— WHAT IS BEING ASKED —
Will you quote all of the entries, word for word?

— INPUT RECORDS —
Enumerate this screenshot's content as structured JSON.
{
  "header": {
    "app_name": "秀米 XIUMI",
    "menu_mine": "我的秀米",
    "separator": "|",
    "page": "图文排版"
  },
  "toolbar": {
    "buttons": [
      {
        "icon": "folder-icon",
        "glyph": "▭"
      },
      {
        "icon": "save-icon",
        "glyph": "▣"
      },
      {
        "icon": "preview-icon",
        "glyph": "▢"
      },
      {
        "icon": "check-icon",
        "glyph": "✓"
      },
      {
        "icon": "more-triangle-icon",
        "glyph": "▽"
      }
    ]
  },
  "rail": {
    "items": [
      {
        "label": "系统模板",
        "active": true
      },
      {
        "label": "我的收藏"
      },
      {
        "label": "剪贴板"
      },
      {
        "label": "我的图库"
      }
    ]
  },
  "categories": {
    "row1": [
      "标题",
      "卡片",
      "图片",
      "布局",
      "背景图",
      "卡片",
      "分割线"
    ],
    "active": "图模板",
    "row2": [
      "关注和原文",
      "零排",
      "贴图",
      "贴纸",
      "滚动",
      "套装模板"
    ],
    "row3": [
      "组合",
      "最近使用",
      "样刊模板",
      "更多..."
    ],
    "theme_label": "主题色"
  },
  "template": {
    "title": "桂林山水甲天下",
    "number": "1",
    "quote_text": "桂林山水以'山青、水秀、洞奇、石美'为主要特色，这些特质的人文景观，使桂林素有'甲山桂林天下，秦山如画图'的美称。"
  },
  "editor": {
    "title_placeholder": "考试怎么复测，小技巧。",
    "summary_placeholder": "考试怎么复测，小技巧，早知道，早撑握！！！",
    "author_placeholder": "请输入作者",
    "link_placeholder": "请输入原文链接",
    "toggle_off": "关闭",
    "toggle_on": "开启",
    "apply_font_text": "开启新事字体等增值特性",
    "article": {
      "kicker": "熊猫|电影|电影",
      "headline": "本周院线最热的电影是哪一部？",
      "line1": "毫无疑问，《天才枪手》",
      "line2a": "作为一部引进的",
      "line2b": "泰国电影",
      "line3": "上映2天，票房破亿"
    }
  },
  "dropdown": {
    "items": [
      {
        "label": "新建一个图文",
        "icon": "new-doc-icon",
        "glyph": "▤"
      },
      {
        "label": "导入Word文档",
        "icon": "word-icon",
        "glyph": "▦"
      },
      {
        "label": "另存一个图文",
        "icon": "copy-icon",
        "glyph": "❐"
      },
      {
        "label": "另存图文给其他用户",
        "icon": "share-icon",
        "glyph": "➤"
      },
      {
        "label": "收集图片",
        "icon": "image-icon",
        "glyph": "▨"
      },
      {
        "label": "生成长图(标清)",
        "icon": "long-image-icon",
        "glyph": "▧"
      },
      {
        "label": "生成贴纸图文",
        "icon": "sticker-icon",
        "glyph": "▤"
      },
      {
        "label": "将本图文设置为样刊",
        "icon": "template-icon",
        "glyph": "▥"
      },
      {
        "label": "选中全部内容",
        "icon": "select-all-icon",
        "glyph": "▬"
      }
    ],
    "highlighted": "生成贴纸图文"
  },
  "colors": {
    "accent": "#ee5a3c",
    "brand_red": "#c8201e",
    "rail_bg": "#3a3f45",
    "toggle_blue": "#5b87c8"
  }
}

— CORRECT ANSWER —
Enumerate this screenshot's content as structured JSON.
{
  "header": {
    "app_name": "秀米 XIUMI",
    "menu_mine": "我的秀米",
    "separator": "|",
    "page": "图文排版"
  },
  "toolbar": {
    "buttons": [
      {
        "icon": "folder-icon",
        "glyph": "▭"
      },
      {
        "icon": "save-icon",
        "glyph": "▣"
      },
      {
        "icon": "preview-icon",
        "glyph": "▢"
      },
      {
        "icon": "check-icon",
        "glyph": "✓"
      },
      {
        "icon": "more-triangle-icon",
        "glyph": "▽"
      }
    ]
  },
  "rail": {
    "items": [
      {
        "label": "系统模板",
        "active": true
      },
      {
        "label": "我的收藏"
      },
      {
        "label": "剪贴板"
      },
      {
        "label": "我的图库"
      }
    ]
  },
  "categories": {
    "row1": [
      "标题",
      "卡片",
      "图片",
      "布局",
      "背景图",
      "卡片",
      "分割线"
    ],
    "active": "图模板",
    "row2": [
      "关注和原文",
      "零排",
      "贴图",
      "贴纸",
      "滚动",
      "套装模板"
    ],
    "row3": [
      "组合",
      "最近使用",
      "样刊模板",
      "更多..."
    ],
    "theme_label": "主题色"
  },
  "template": {
    "title": "桂林山水甲天下",
    "number": "1",
    "quote_text": "桂林山水以'山青、水秀、洞奇、石美'为主要特色，这些特质的人文景观，使桂林素有'甲山桂林天下，秦山如画图'的美称。"
  },
  "editor": {
    "title_placeholder": "考试怎么复测，小技巧。",
    "summary_placeholder": "考试怎么复测，小技巧，早知道，早撑握！！！",
    "author_placeholder": "请输入作者",
    "link_placeholder": "请输入原文链接",
    "toggle_off": "关闭",
    "toggle_on": "开启",
    "apply_font_text": "开启新事字体等增值特性",
    "article": {
      "kicker": "熊猫|电影|电影",
      "headline": "本周院线最热的电影是哪一部？",
      "line1": "毫无疑问，《天才枪手》",
      "line2a": "作为一部引进的",
      "line2b": "泰国电影",
      "line3": "上映2天，票房破亿"
    }
  },
  "dropdown": {
    "items": [
      {
        "label": "新建一个图文",
        "icon": "new-doc-icon",
        "glyph": "▤"
      },
      {
        "label": "导入Word文档",
        "icon": "word-icon",
        "glyph": "▦"
      },
      {
        "label": "另存一个图文",
        "icon": "copy-icon",
        "glyph": "❐"
      },
      {
        "label": "另存图文给其他用户",
        "icon": "share-icon",
        "glyph": "➤"
      },
      {
        "label": "收集图片",
        "icon": "image-icon",
        "glyph": "▨"
      },
      {
        "label": "生成长图(标清)",
        "icon": "long-image-icon",
        "glyph": "▧"
      },
      {
        "label": "生成贴纸图文",
        "icon": "sticker-icon",
        "glyph": "▤"
      },
      {
        "label": "将本图文设置为样刊",
        "icon": "template-icon",
        "glyph": "▥"
      },
      {
        "label": "选中全部内容",
        "icon": "select-all-icon",
        "glyph": "▬"
      }
    ],
    "highlighted": "生成贴纸图文"
  },
  "colors": {
    "accent": "#ee5a3c",
    "brand_red": "#c8201e",
    "rail_bg": "#3a3f45",
    "toggle_blue": "#5b87c8"
  }
}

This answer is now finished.